* **Aim of the task**
Reproduce the records starting at the first line and ending at the line containing "layer-color-swatch[interactable] [1755, 259, 1770, 271]", substituting "Tracks" for "Footprints" and leaving everything else unchanged.

··· Input records ···

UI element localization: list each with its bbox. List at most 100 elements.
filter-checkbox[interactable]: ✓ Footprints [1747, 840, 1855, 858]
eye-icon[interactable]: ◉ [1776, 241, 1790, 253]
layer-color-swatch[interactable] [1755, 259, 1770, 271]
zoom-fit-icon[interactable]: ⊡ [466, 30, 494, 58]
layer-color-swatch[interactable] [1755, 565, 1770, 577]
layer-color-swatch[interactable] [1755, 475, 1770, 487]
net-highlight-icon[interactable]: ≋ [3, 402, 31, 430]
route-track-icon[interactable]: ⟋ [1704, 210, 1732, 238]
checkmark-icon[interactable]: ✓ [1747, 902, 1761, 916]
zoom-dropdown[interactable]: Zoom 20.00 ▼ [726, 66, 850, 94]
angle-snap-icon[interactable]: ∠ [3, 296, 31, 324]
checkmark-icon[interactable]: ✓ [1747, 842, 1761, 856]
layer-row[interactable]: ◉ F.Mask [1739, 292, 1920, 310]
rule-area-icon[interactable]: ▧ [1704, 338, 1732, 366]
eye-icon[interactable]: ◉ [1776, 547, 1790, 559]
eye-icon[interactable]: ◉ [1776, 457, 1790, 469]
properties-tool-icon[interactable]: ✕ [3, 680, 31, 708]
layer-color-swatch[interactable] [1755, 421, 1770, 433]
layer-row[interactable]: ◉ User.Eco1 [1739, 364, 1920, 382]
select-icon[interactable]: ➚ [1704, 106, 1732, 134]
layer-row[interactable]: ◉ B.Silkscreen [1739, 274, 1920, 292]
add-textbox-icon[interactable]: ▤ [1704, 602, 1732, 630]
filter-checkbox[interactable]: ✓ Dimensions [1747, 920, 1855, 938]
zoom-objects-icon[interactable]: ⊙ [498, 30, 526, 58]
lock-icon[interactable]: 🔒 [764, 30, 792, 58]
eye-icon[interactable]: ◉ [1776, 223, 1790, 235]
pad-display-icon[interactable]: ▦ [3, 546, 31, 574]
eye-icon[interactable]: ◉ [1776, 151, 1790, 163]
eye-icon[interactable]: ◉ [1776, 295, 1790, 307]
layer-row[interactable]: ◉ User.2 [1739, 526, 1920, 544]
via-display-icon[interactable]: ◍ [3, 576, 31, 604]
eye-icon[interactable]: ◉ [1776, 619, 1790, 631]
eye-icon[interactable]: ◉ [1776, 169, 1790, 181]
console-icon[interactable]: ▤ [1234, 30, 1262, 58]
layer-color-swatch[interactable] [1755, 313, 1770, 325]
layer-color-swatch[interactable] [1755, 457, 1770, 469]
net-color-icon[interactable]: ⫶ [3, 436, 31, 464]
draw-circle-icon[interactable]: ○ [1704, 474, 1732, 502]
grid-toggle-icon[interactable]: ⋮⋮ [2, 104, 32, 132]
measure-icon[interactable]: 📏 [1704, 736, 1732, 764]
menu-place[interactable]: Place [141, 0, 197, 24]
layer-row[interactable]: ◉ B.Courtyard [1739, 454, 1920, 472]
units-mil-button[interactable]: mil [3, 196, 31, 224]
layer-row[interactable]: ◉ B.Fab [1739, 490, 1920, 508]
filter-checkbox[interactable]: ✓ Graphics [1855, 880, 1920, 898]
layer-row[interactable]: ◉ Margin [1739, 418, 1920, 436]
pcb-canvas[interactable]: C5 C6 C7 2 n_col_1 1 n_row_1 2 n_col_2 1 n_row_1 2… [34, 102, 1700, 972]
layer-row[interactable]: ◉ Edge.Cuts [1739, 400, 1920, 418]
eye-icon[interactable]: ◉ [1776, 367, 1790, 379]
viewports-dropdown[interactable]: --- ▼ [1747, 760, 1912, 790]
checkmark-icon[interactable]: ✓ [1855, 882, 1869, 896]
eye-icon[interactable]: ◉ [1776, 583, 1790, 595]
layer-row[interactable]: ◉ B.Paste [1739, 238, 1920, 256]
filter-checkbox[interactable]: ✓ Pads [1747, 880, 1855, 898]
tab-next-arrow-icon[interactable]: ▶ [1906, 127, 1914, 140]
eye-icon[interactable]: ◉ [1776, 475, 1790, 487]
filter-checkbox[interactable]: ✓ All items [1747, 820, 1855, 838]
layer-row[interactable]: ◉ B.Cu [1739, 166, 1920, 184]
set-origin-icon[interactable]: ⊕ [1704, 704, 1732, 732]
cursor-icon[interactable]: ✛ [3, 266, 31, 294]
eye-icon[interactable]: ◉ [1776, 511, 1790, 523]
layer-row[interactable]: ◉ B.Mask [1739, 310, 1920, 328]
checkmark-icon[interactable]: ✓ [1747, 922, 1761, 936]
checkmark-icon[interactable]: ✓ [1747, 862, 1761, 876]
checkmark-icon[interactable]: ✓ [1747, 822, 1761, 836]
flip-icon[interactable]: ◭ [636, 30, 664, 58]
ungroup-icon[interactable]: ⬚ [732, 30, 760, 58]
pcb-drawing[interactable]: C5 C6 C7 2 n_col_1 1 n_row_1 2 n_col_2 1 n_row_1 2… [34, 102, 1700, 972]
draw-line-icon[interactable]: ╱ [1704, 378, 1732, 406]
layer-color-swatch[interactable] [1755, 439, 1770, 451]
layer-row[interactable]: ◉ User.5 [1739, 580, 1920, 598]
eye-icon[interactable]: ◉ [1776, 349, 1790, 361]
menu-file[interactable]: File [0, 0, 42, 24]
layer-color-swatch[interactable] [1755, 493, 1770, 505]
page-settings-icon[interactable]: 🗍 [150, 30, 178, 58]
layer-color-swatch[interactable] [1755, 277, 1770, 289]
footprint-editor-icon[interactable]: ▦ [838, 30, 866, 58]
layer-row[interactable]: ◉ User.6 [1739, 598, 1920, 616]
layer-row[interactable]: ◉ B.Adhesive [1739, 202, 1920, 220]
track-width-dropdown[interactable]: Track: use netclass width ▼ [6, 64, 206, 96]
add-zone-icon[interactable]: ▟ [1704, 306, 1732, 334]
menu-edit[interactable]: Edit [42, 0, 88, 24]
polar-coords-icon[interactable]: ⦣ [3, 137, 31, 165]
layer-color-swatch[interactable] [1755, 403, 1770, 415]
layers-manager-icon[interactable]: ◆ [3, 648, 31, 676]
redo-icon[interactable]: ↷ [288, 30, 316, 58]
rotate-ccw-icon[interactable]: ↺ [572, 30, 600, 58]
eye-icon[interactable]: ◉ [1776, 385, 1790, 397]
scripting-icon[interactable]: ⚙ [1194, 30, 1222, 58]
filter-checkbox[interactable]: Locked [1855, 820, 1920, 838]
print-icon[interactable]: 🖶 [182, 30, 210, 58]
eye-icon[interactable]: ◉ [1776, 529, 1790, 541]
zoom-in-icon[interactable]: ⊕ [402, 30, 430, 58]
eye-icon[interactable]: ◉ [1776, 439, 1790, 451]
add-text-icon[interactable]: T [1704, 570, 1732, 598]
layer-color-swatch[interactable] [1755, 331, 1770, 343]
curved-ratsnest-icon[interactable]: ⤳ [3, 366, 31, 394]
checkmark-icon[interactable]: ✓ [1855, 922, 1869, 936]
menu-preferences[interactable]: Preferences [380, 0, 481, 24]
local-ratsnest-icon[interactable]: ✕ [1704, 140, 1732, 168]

···

* **Result below**
UI element localization: list each with its bbox. List at most 100 elements.
filter-checkbox[interactable]: ✓ Tracks [1747, 840, 1855, 858]
eye-icon[interactable]: ◉ [1776, 241, 1790, 253]
layer-color-swatch[interactable] [1755, 259, 1770, 271]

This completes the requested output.